> **PROVIDED ENTRIES**
»»
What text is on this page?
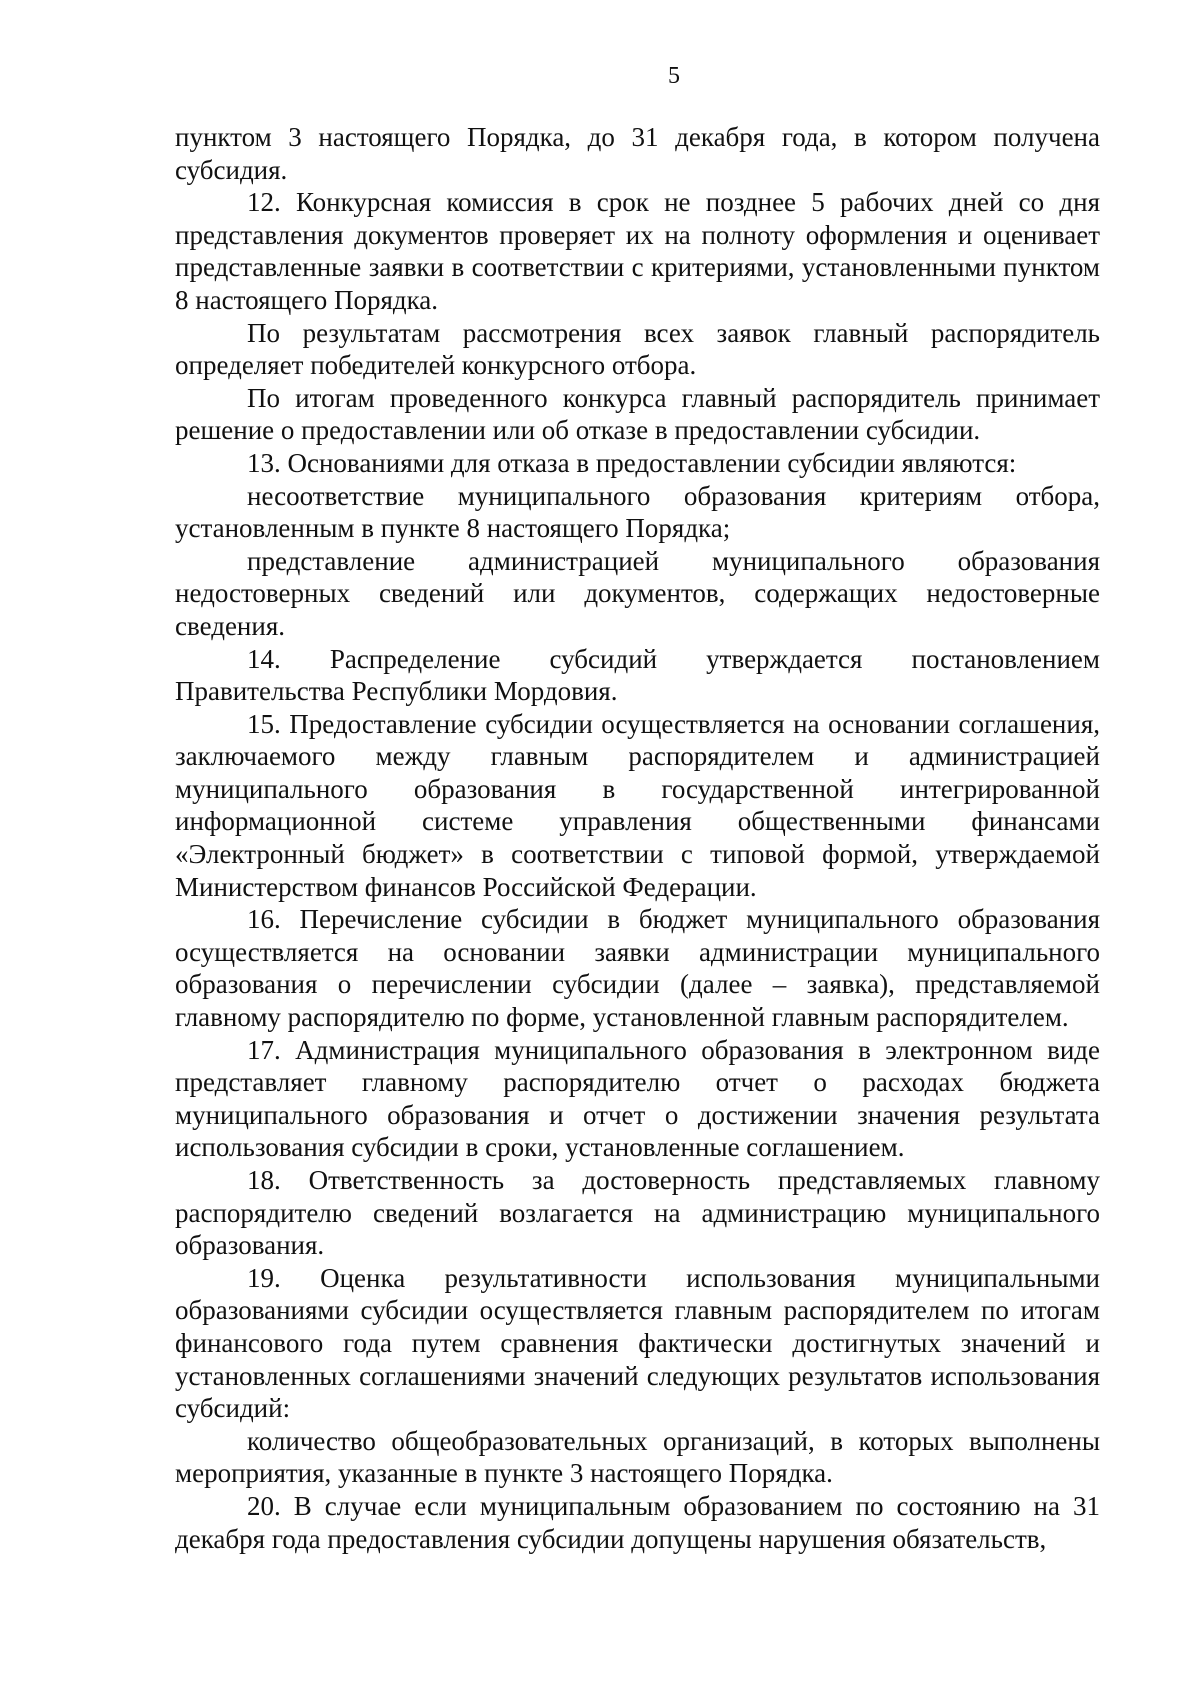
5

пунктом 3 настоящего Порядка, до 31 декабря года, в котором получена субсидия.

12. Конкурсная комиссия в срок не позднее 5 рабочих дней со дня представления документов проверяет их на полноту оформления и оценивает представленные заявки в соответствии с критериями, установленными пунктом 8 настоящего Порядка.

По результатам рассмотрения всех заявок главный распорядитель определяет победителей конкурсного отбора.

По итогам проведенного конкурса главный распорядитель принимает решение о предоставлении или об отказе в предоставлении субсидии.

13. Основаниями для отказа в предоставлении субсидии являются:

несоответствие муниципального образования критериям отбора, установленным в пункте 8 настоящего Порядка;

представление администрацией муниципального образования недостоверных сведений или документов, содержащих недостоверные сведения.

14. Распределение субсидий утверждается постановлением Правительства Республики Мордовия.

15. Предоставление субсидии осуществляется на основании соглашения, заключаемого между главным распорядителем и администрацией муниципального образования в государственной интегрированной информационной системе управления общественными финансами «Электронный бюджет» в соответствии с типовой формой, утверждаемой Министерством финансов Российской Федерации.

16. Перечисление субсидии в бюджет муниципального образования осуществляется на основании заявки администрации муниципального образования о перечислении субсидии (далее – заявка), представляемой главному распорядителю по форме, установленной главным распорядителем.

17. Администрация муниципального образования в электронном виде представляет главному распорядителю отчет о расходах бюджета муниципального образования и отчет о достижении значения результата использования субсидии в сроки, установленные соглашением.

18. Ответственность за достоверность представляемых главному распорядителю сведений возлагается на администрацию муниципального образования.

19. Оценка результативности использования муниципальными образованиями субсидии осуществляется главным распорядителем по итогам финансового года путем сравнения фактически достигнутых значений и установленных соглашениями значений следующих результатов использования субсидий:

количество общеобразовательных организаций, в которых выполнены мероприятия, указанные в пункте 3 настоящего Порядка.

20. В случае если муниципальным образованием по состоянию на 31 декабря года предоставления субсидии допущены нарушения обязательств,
««
Leave out the pictures and repeat everything else in the records exactly.

What text is on this page?
5

пунктом 3 настоящего Порядка, до 31 декабря года, в котором получена субсидия.

12. Конкурсная комиссия в срок не позднее 5 рабочих дней со дня представления документов проверяет их на полноту оформления и оценивает представленные заявки в соответствии с критериями, установленными пунктом 8 настоящего Порядка.

По результатам рассмотрения всех заявок главный распорядитель определяет победителей конкурсного отбора.

По итогам проведенного конкурса главный распорядитель принимает решение о предоставлении или об отказе в предоставлении субсидии.

13. Основаниями для отказа в предоставлении субсидии являются:

несоответствие муниципального образования критериям отбора, установленным в пункте 8 настоящего Порядка;

представление администрацией муниципального образования недостоверных сведений или документов, содержащих недостоверные сведения.

14. Распределение субсидий утверждается постановлением Правительства Республики Мордовия.

15. Предоставление субсидии осуществляется на основании соглашения, заключаемого между главным распорядителем и администрацией муниципального образования в государственной интегрированной информационной системе управления общественными финансами «Электронный бюджет» в соответствии с типовой формой, утверждаемой Министерством финансов Российской Федерации.

16. Перечисление субсидии в бюджет муниципального образования осуществляется на основании заявки администрации муниципального образования о перечислении субсидии (далее – заявка), представляемой главному распорядителю по форме, установленной главным распорядителем.

17. Администрация муниципального образования в электронном виде представляет главному распорядителю отчет о расходах бюджета муниципального образования и отчет о достижении значения результата использования субсидии в сроки, установленные соглашением.

18. Ответственность за достоверность представляемых главному распорядителю сведений возлагается на администрацию муниципального образования.

19. Оценка результативности использования муниципальными образованиями субсидии осуществляется главным распорядителем по итогам финансового года путем сравнения фактически достигнутых значений и установленных соглашениями значений следующих результатов использования субсидий:

количество общеобразовательных организаций, в которых выполнены мероприятия, указанные в пункте 3 настоящего Порядка.

20. В случае если муниципальным образованием по состоянию на 31 декабря года предоставления субсидии допущены нарушения обязательств,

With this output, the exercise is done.